Hipias de Élide aportó una perspectiva distinta al contraponer de forma tajante la ley natural (physis) a las convenciones sociales (nómos). Respecto a los mitos y la religión, adoptó una visión crítica al considerar que las divisiones políticas y las supersticiones religiosas de las ciudades eran barreras artificiales creadas por los seres humanos. Hipias argumentaba que la naturaleza humana es universal y une a todos los hombres como parientes y conciudadanos, mientras que las leyes positivas del Estado actúan frecuentemente como tiranos que violentan esa igualdad natural. Para él, el dominio de las pasiones se alcanzaba mediante la autarquía y un saber enciclopédico, promoviendo un ideal de autosuficiencia individual que liberara al ciudadano de las dependencias externas. La finalidad del Estado debía alinearse con el respeto a esa legalidad natural intrínseca, y su método político ideal consistía en una diplomacia basada en la sabiduría universal, el conocimiento científico y el diálogo racional, superando el localismo y los prejuicios de las leyes particulares a favor de una visión cosmopolita.


LA OPOSICIÓN INTELECTUAL ATENIENSE:

Ese pensamiento racional, que priorizaba el entendimiento humano a través de la razón (lógos) sobre el sometimiento ciego o la voluntad de los dioses, no tardó en causar una férrea oposición por parte de los sectores más tradicionales de la sociedad ateniense. Autores como Esquilo defendieron con vehemencia el orden cósmico tradicional, donde la justicia divina (Díke) y la sumisión a la voluntad de las deidades imperaban sobre la soberbia racionalista del ser humano. 

Esquilo, Sofocles, Aristofanes.

En la literatura de la época, las tensiones de este giro antropológico quedaron nítidamente plasmadas. Mientras que en las tragedias de Esquilo se reafirma constantemente que el destino humano está supeditado a los decretos olímpicos, las obras de Sófocles ya reflejan la honda fractura provocada por el movimiento sofista; personajes como Edipo o Creonte personifican la confianza trágica en la razón de Estado y la autosuficiencia intelectual frente a las leyes no escritas de los dioses, evidenciando los peligros éticos de un nómos puramente secularizado.

El pensamiento sofista transformó la sociedad ateniense y encontró su máxima expresión metodológica en la obra del historiador Tucídides. En su crónica de la Guerra del Peloponeso, Tucídides prescinde de las intervenciones divinas o los prodigios mitológicos tradicionales para explicar la historia, aplicando en su lugar un análisis estrictamente racional, empírico y pragmático de las motivaciones humanas, la ambición política y las dinámicas del poder estatal.

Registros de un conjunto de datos
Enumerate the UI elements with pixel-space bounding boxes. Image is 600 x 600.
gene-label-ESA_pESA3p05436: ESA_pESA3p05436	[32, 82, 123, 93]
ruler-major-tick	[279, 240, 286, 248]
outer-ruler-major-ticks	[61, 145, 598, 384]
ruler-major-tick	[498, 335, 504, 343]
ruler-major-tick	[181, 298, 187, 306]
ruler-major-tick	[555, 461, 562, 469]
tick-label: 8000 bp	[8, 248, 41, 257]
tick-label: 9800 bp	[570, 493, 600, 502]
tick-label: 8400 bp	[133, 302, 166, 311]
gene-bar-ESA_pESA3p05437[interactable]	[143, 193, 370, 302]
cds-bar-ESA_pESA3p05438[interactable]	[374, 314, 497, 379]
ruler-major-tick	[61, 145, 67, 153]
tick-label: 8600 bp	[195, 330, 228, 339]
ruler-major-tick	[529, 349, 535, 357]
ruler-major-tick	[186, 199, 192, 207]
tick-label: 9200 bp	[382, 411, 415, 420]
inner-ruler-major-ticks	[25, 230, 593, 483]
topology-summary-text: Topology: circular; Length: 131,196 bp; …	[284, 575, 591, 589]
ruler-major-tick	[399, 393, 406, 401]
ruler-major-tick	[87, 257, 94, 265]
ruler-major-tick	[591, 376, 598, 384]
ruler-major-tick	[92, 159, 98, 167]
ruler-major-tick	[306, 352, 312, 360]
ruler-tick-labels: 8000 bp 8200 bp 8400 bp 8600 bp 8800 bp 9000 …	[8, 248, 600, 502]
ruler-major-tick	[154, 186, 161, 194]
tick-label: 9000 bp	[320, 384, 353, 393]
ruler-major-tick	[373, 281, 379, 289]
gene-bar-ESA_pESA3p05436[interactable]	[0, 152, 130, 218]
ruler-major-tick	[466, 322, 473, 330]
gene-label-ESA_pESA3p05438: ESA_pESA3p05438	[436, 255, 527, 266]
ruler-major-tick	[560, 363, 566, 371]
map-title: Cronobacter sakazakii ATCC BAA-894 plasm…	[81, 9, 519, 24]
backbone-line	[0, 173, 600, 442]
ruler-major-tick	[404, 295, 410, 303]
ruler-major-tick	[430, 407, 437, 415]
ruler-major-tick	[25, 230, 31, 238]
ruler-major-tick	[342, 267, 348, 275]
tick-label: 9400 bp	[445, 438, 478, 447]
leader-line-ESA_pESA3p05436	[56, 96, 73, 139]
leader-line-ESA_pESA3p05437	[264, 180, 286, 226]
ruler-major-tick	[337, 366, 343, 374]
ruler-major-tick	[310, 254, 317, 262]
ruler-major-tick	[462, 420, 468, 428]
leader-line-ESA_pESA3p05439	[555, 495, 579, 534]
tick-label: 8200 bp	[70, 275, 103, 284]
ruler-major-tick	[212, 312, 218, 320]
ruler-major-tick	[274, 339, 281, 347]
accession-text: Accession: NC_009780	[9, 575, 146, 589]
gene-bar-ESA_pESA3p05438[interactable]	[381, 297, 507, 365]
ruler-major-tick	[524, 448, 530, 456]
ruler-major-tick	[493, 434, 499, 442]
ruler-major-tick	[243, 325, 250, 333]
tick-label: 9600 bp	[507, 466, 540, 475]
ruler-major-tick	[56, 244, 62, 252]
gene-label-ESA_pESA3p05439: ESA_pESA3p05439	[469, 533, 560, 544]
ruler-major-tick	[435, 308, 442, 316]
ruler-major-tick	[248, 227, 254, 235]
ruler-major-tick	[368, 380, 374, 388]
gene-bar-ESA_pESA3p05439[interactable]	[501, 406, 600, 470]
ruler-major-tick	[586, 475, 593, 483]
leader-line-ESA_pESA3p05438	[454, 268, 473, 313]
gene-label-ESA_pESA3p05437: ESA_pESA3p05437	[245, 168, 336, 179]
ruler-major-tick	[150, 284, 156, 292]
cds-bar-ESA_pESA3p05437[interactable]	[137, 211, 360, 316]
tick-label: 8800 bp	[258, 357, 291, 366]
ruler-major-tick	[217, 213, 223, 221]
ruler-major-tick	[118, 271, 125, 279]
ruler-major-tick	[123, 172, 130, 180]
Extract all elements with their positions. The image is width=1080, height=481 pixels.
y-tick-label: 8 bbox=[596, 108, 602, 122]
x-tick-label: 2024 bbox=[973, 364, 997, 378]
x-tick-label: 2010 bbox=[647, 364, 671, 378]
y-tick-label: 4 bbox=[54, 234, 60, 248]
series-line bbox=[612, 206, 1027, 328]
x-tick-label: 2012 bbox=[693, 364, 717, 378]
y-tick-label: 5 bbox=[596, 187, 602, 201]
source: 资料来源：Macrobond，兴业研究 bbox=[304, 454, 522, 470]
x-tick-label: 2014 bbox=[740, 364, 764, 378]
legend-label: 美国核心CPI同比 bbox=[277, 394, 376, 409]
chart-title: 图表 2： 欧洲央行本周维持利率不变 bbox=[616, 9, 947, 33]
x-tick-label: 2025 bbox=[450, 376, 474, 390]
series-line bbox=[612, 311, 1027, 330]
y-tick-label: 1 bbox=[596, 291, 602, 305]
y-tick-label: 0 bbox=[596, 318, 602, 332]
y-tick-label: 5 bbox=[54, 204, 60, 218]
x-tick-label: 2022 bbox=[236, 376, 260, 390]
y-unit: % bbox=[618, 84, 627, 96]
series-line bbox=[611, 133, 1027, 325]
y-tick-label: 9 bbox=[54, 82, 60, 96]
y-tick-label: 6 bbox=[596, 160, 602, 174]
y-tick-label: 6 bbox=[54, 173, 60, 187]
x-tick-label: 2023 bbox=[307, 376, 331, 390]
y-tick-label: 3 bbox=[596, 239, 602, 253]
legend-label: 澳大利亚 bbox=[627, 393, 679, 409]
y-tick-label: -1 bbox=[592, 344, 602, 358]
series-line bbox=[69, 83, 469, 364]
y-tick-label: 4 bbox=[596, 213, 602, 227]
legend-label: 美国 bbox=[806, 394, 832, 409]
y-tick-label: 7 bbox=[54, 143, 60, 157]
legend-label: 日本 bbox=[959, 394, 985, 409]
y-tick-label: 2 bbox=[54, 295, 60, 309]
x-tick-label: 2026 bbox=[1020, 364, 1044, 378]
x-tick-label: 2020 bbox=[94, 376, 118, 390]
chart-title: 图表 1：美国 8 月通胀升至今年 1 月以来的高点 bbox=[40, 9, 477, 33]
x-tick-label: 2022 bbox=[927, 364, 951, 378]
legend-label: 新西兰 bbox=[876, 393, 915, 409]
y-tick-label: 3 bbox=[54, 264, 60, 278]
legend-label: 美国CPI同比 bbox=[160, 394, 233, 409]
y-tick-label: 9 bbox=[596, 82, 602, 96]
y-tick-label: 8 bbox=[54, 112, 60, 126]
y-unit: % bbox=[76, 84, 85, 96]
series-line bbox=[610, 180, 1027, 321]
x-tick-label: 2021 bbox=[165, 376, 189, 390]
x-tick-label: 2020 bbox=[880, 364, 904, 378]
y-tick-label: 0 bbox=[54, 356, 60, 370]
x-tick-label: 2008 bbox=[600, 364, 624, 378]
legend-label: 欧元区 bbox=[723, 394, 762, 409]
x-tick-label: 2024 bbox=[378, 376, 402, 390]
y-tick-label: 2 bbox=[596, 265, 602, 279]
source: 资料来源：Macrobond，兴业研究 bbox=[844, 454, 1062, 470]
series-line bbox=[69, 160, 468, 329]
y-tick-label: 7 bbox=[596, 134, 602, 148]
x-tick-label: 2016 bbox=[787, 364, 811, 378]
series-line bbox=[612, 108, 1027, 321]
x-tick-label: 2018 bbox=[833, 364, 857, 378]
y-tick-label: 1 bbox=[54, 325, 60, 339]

## Objetivo del ejercicio:
Copia sin cambios el fragmento sobre el pensamiento sofista, entre "En la literatura" y "nómos puramente secularizado.", ambos incluidos.

## Resultado del ejercicio:
En la literatura de la época, las tensiones de este giro antropológico quedaron nítidamente plasmadas. Mientras que en las tragedias de Esquilo se reafirma constantemente que el destino humano está supeditado a los decretos olímpicos, las obras de Sófocles ya reflejan la honda fractura provocada por el movimiento sofista; personajes como Edipo o Creonte personifican la confianza trágica en la razón de Estado y la autosuficiencia intelectual frente a las leyes no escritas de los dioses, evidenciando los peligros éticos de un nómos puramente secularizado.